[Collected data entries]
*****

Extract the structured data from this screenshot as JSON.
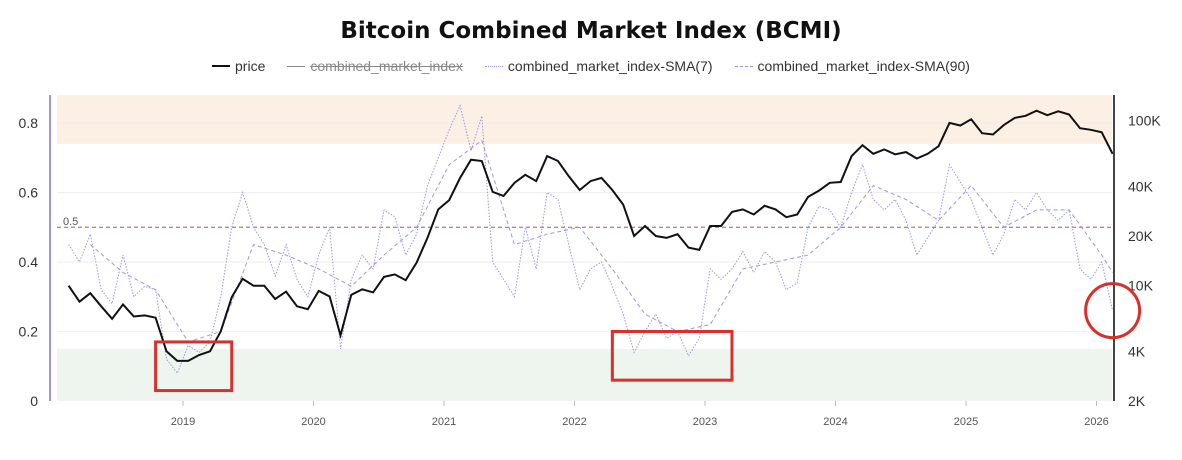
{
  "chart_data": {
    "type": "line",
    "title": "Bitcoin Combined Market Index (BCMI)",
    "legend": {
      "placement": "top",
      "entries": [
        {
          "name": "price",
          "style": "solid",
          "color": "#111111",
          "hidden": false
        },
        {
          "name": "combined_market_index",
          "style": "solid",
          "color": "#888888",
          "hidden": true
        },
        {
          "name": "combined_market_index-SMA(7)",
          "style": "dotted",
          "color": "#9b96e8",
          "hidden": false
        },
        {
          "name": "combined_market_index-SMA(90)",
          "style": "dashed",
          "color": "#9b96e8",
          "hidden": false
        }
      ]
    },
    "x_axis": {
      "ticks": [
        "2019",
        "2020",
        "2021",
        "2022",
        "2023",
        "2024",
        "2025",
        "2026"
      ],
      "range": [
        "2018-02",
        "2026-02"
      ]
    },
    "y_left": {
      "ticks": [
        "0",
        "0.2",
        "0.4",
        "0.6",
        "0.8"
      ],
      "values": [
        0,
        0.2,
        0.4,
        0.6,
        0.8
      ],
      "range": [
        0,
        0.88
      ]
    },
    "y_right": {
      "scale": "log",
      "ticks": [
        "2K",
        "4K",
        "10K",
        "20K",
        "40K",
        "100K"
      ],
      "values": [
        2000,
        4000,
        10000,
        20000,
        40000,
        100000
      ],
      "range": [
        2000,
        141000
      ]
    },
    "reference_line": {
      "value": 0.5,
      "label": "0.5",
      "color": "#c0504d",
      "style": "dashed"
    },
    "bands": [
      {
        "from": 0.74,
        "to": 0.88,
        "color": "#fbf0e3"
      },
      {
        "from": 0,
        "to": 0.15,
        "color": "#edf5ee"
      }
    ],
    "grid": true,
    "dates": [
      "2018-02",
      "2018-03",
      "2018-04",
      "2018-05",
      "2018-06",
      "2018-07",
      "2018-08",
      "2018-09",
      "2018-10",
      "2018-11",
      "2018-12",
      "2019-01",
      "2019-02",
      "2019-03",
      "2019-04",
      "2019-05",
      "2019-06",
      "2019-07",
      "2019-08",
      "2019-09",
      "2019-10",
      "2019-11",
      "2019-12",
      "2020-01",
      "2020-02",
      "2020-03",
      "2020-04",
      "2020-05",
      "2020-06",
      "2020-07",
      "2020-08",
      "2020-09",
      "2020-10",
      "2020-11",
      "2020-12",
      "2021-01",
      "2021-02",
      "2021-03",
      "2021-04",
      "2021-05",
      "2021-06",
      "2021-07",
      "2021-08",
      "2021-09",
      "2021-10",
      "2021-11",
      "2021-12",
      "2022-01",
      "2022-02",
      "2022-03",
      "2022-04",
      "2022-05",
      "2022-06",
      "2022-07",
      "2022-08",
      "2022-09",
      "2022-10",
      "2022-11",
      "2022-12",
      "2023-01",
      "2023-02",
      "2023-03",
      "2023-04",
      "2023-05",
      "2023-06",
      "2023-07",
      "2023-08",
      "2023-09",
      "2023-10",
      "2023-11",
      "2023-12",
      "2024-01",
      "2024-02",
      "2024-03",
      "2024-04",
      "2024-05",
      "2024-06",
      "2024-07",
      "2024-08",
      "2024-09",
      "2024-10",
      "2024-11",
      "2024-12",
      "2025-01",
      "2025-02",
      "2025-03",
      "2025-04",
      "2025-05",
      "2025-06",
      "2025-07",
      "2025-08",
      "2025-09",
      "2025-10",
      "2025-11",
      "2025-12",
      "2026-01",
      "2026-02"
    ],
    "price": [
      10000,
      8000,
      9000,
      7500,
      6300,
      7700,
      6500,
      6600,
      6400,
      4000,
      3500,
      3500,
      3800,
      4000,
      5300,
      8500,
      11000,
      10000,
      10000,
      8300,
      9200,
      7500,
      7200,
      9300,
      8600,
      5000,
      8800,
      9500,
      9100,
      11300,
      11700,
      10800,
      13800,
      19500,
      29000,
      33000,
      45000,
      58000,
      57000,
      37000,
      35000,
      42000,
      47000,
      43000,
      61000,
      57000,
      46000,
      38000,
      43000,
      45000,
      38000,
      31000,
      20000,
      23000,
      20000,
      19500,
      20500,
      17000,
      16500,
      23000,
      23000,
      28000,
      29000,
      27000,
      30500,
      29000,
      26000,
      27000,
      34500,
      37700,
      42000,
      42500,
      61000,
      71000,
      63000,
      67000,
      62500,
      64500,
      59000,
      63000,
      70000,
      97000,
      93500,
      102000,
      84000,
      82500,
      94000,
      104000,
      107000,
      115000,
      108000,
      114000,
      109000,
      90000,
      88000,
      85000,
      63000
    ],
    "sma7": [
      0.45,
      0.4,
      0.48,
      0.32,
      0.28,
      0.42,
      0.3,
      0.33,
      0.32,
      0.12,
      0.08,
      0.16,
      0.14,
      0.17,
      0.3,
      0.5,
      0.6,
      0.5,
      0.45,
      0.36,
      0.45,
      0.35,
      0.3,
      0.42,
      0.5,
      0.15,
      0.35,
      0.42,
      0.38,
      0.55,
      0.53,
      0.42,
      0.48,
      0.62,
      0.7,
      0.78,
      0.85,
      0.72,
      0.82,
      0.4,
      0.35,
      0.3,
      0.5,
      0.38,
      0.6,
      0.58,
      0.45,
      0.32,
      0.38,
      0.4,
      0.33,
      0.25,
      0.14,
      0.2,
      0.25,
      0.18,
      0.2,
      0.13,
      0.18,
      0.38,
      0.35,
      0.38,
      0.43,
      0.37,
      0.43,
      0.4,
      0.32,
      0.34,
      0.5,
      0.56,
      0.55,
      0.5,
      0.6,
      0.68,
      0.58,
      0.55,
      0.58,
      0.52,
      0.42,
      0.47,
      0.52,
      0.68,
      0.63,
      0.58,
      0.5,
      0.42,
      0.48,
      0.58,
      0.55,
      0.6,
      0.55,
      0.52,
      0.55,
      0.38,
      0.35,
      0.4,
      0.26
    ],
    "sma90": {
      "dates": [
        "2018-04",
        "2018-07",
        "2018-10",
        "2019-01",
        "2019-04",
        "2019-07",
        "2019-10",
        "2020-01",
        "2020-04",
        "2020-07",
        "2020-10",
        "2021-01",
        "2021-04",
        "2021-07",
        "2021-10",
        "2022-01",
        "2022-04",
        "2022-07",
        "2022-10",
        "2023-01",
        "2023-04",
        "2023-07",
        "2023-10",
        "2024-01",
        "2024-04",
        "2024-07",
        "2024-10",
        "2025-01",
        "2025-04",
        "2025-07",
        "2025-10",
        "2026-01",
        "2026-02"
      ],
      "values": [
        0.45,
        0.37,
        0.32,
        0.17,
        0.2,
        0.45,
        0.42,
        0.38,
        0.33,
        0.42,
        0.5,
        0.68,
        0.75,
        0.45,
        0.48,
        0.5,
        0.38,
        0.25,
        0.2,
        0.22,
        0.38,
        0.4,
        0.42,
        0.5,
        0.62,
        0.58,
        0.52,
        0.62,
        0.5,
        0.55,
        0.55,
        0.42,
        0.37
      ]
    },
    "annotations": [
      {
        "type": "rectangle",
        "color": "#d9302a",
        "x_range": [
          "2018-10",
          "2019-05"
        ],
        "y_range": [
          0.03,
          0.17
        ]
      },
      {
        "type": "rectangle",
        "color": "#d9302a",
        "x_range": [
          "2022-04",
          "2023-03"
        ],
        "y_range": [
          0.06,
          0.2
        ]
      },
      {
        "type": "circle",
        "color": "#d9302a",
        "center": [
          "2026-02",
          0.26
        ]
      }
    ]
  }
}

*****

Look through the lines above and collect those with the word "color".

## Exercise answer:
          "color": "#111111",
          "color": "#888888",
          "color": "#9b96e8",
          "color": "#9b96e8",
      "color": "#c0504d",
        "color": "#fbf0e3"
        "color": "#edf5ee"
        "color": "#d9302a",
        "color": "#d9302a",
        "color": "#d9302a",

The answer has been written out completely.